**Required work**
Among the entries, which lines carry the string "Nigeria"? Copy each of them.

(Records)

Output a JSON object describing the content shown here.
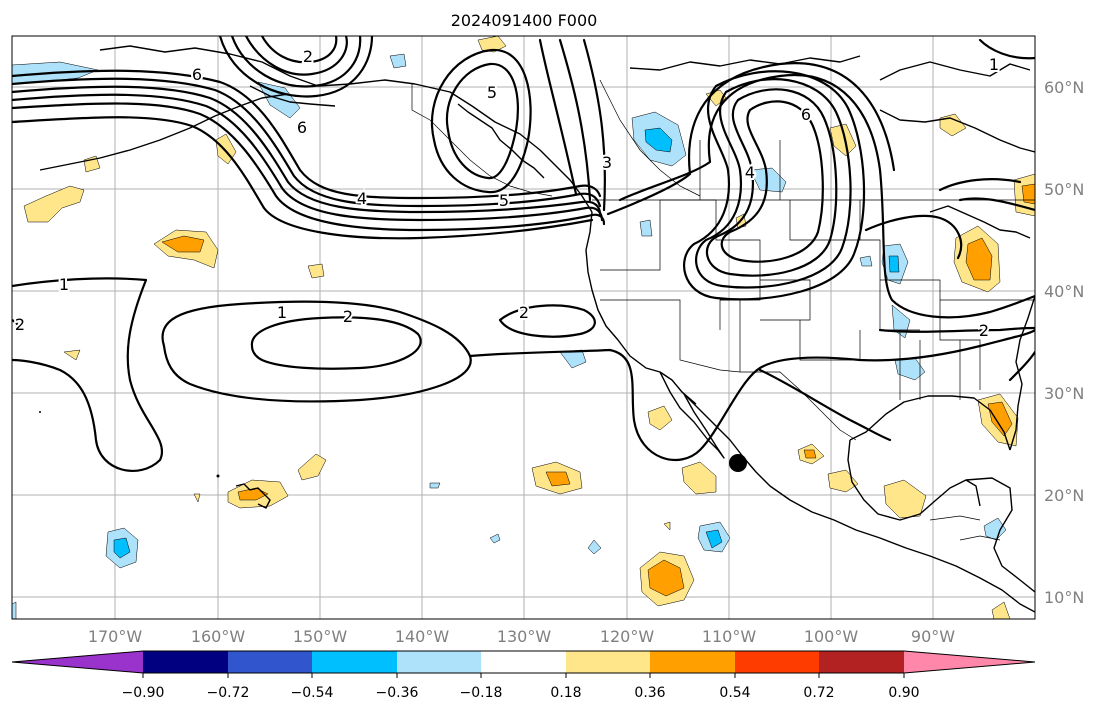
{
  "title": "2024091400 F000",
  "lat_labels": [
    "60°N",
    "50°N",
    "40°N",
    "30°N",
    "20°N",
    "10°N"
  ],
  "lon_labels": [
    "170°W",
    "160°W",
    "150°W",
    "140°W",
    "130°W",
    "120°W",
    "110°W",
    "100°W",
    "90°W"
  ],
  "colorbar": {
    "ticks": [
      "−0.90",
      "−0.72",
      "−0.54",
      "−0.36",
      "−0.18",
      "0.18",
      "0.36",
      "0.54",
      "0.72",
      "0.90"
    ],
    "colors": [
      "#9a33cc",
      "#000080",
      "#3055cc",
      "#00bfff",
      "#aee1fa",
      "#ffffff",
      "#ffe68a",
      "#ffa000",
      "#ff3c00",
      "#b22222",
      "#ff88aa"
    ]
  },
  "contour_labels": [
    "6",
    "2",
    "6",
    "5",
    "4",
    "5",
    "3",
    "6",
    "4",
    "1",
    "1",
    "2",
    "2",
    "2",
    "2",
    "1"
  ],
  "colors": {
    "positive_light": "#ffe68a",
    "positive_mid": "#ffa000",
    "negative_light": "#aee1fa",
    "negative_mid": "#00bfff"
  },
  "marker": "storm-center-dot"
}
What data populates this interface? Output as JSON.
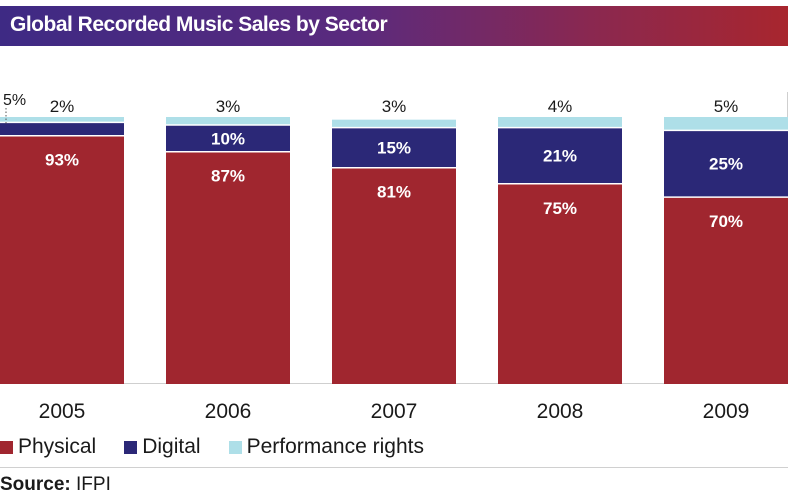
{
  "title": "Global Recorded Music Sales by Sector",
  "source": {
    "label": "Source:",
    "value": "IFPI"
  },
  "colors": {
    "physical": "#a0262f",
    "digital": "#2b2877",
    "performance": "#aedfe8"
  },
  "chart_data": {
    "type": "bar",
    "stacked": true,
    "categories": [
      "2005",
      "2006",
      "2007",
      "2008",
      "2009"
    ],
    "series": [
      {
        "name": "Physical",
        "values": [
          93,
          87,
          81,
          75,
          70
        ],
        "labels": [
          "93%",
          "87%",
          "81%",
          "75%",
          "70%"
        ]
      },
      {
        "name": "Digital",
        "values": [
          5,
          10,
          15,
          21,
          25
        ],
        "labels": [
          "5%",
          "10%",
          "15%",
          "21%",
          "25%"
        ]
      },
      {
        "name": "Performance rights",
        "values": [
          2,
          3,
          3,
          4,
          5
        ],
        "labels": [
          "2%",
          "3%",
          "3%",
          "4%",
          "5%"
        ]
      }
    ],
    "ylim": [
      0,
      100
    ],
    "legend": "bottom-left"
  }
}
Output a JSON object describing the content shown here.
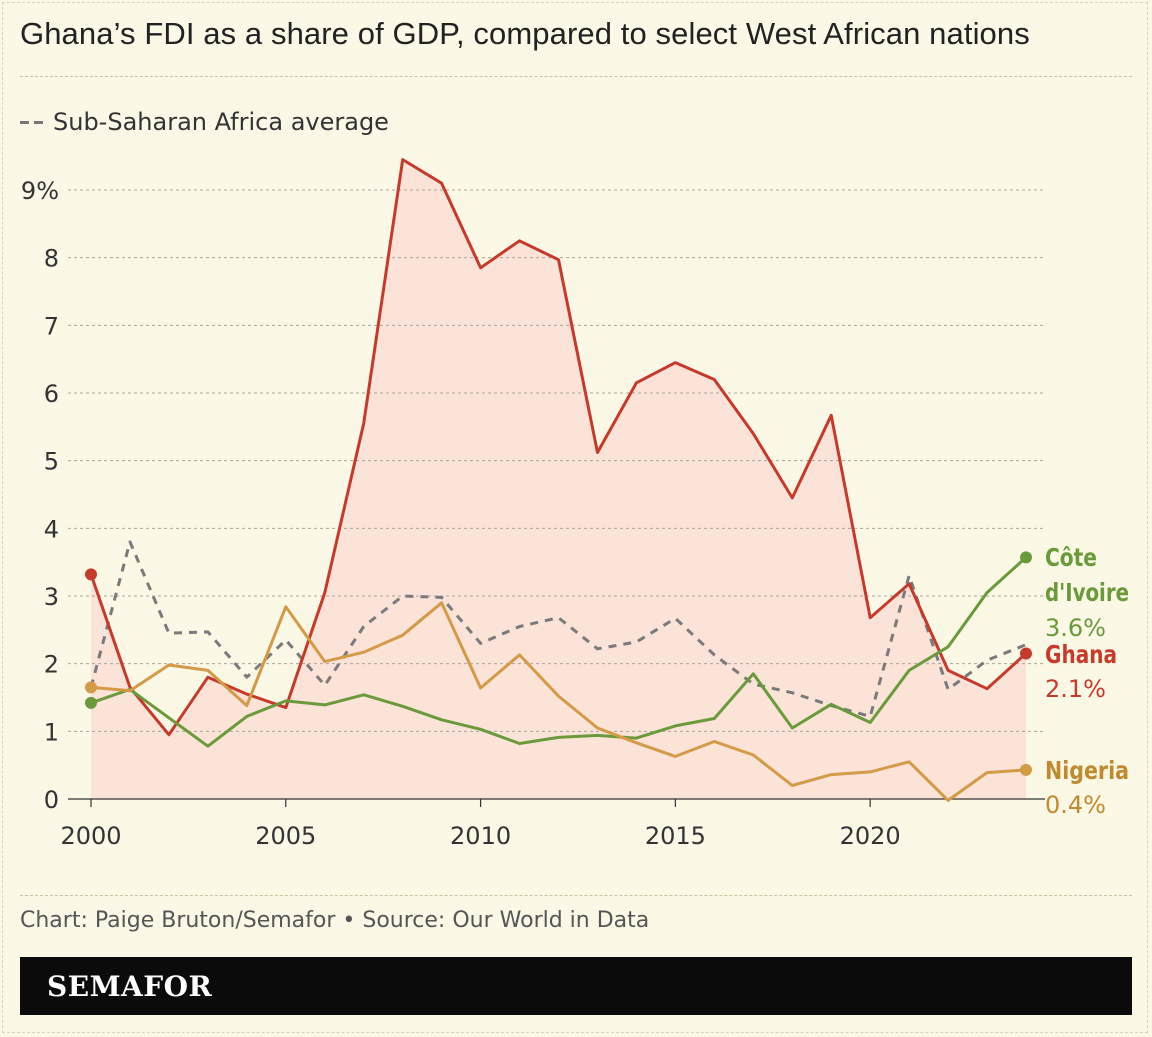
{
  "title": "Ghana’s FDI as a share of GDP, compared to select West African nations",
  "legend": {
    "dashed_label": "Sub-Saharan Africa average"
  },
  "footer": {
    "credit": "Chart: Paige Bruton/Semafor • Source: Our World in Data"
  },
  "brand": {
    "name": "SEMAFOR"
  },
  "chart_data": {
    "type": "line",
    "x": [
      2000,
      2001,
      2002,
      2003,
      2004,
      2005,
      2006,
      2007,
      2008,
      2009,
      2010,
      2011,
      2012,
      2013,
      2014,
      2015,
      2016,
      2017,
      2018,
      2019,
      2020,
      2021,
      2022,
      2023,
      2024
    ],
    "xlim": [
      2000,
      2024
    ],
    "ylim": [
      0,
      9
    ],
    "x_ticks": [
      "2000",
      "2005",
      "2010",
      "2015",
      "2020"
    ],
    "x_tick_values": [
      2000,
      2005,
      2010,
      2015,
      2020
    ],
    "y_ticks": [
      "0",
      "1",
      "2",
      "3",
      "4",
      "5",
      "6",
      "7",
      "8",
      "9%"
    ],
    "y_tick_values": [
      0,
      1,
      2,
      3,
      4,
      5,
      6,
      7,
      8,
      9
    ],
    "grid": true,
    "series": [
      {
        "name": "Sub-Saharan Africa average",
        "style": "dashed",
        "color": "#7a7a7a",
        "values": [
          1.65,
          3.8,
          2.45,
          2.47,
          1.8,
          2.35,
          1.68,
          2.55,
          3.0,
          2.98,
          2.3,
          2.55,
          2.68,
          2.22,
          2.32,
          2.67,
          2.13,
          1.7,
          1.57,
          1.38,
          1.22,
          3.3,
          1.62,
          2.05,
          2.28
        ]
      },
      {
        "name": "Ghana",
        "color": "#c73a2a",
        "fill": "#fbe3d8",
        "values": [
          3.32,
          1.65,
          0.95,
          1.8,
          1.55,
          1.35,
          3.05,
          5.55,
          9.45,
          9.1,
          7.85,
          8.25,
          7.97,
          5.12,
          6.15,
          6.45,
          6.2,
          5.4,
          4.45,
          5.67,
          2.68,
          3.18,
          1.9,
          1.63,
          2.15
        ],
        "label_value": "2.1%"
      },
      {
        "name": "Côte d'Ivoire",
        "color": "#6a9a3a",
        "values": [
          1.42,
          1.62,
          1.2,
          0.78,
          1.22,
          1.45,
          1.39,
          1.54,
          1.37,
          1.17,
          1.03,
          0.82,
          0.91,
          0.94,
          0.9,
          1.08,
          1.19,
          1.85,
          1.05,
          1.4,
          1.13,
          1.9,
          2.25,
          3.05,
          3.57
        ],
        "label_value": "3.6%"
      },
      {
        "name": "Nigeria",
        "color": "#d49a45",
        "values": [
          1.65,
          1.6,
          1.98,
          1.9,
          1.38,
          2.84,
          2.03,
          2.17,
          2.42,
          2.9,
          1.64,
          2.13,
          1.52,
          1.05,
          0.83,
          0.63,
          0.85,
          0.65,
          0.2,
          0.36,
          0.4,
          0.55,
          -0.02,
          0.39,
          0.43
        ],
        "label_value": "0.4%"
      }
    ],
    "end_labels": [
      {
        "series": "Côte d'Ivoire",
        "lines": [
          "Côte",
          "d'Ivoire"
        ],
        "value": "3.6%",
        "color": "#6a9a3a"
      },
      {
        "series": "Ghana",
        "lines": [
          "Ghana"
        ],
        "value": "2.1%",
        "color": "#c73a2a"
      },
      {
        "series": "Nigeria",
        "lines": [
          "Nigeria"
        ],
        "value": "0.4%",
        "color": "#c08a2e"
      }
    ]
  }
}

**Exercise answer**
        "name": "Nigeria",
        "series": "Nigeria",
          "Nigeria"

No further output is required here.